WHAT THIS TASK INVOLVES: All lines in the data bearing the string "than" should be identified and copied.

··· DATA TO PROCESS ···

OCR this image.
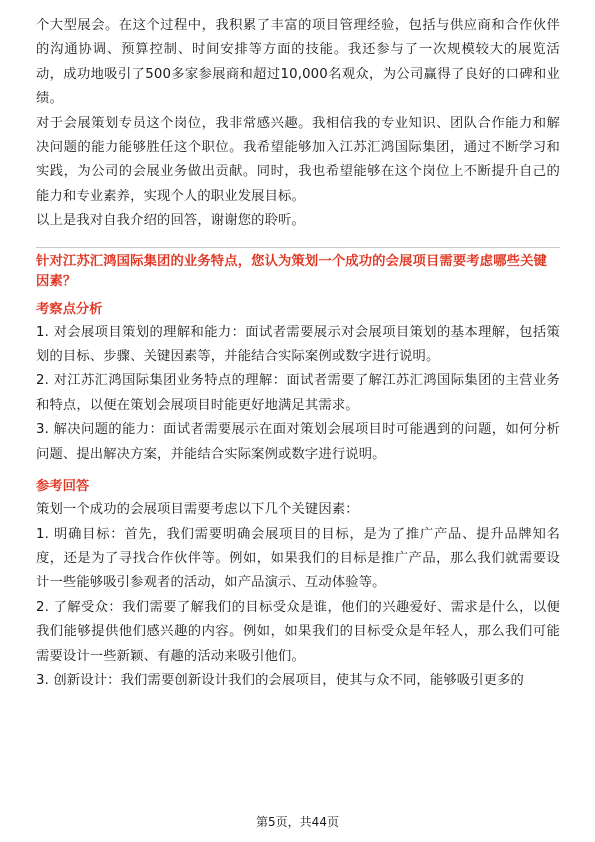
个大型展会。在这个过程中，我积累了丰富的项目管理经验，包括与供应商和合作伙伴的沟通协调、预算控制、时间安排等方面的技能。我还参与了一次规模较大的展览活动，成功地吸引了500多家参展商和超过10,000名观众，为公司赢得了良好的口碑和业绩。

对于会展策划专员这个岗位，我非常感兴趣。我相信我的专业知识、团队合作能力和解决问题的能力能够胜任这个职位。我希望能够加入江苏汇鸿国际集团，通过不断学习和实践，为公司的会展业务做出贡献。同时，我也希望能够在这个岗位上不断提升自己的能力和专业素养，实现个人的职业发展目标。

以上是我对自我介绍的回答，谢谢您的聆听。

针对江苏汇鸿国际集团的业务特点，您认为策划一个成功的会展项目需要考虑哪些关键因素？

考察点分析
1. 对会展项目策划的理解和能力：面试者需要展示对会展项目策划的基本理解，包括策划的目标、步骤、关键因素等，并能结合实际案例或数字进行说明。
2. 对江苏汇鸿国际集团业务特点的理解：面试者需要了解江苏汇鸿国际集团的主营业务和特点，以便在策划会展项目时能更好地满足其需求。
3. 解决问题的能力：面试者需要展示在面对策划会展项目时可能遇到的问题，如何分析问题、提出解决方案，并能结合实际案例或数字进行说明。
参考回答

策划一个成功的会展项目需要考虑以下几个关键因素：

1. 明确目标：首先，我们需要明确会展项目的目标，是为了推广产品、提升品牌知名度，还是为了寻找合作伙伴等。例如，如果我们的目标是推广产品，那么我们就需要设计一些能够吸引参观者的活动，如产品演示、互动体验等。
2. 了解受众：我们需要了解我们的目标受众是谁，他们的兴趣爱好、需求是什么，以便我们能够提供他们感兴趣的内容。例如，如果我们的目标受众是年轻人，那么我们可能需要设计一些新颖、有趣的活动来吸引他们。
3. 创新设计：我们需要创新设计我们的会展项目，使其与众不同，能够吸引更多的
第5页，共44页
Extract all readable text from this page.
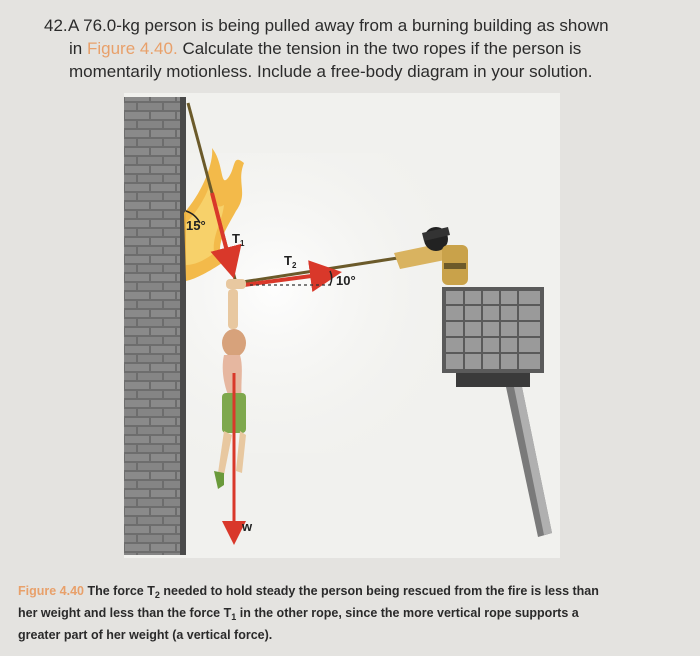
42.A 76.0-kg person is being pulled away from a burning building as shown
in Figure 4.40. Calculate the tension in the two ropes if the person is
momentarily motionless. Include a free-body diagram in your solution.
15°
$T_1$
$T_2$
10°
w
Figure 4.40 The force $T_2$ needed to hold steady the person being rescued from the fire is less than
her weight and less than the force $T_1$ in the other rope, since the more vertical rope supports a
greater part of her weight (a vertical force).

···

ANSWER TO THE EXERCISE:
Figure 4.40 The force $T_2$ needed to hold steady the person being rescued from the fire is less than
her weight and less than the force $T_1$ in the other rope, since the more vertical rope supports a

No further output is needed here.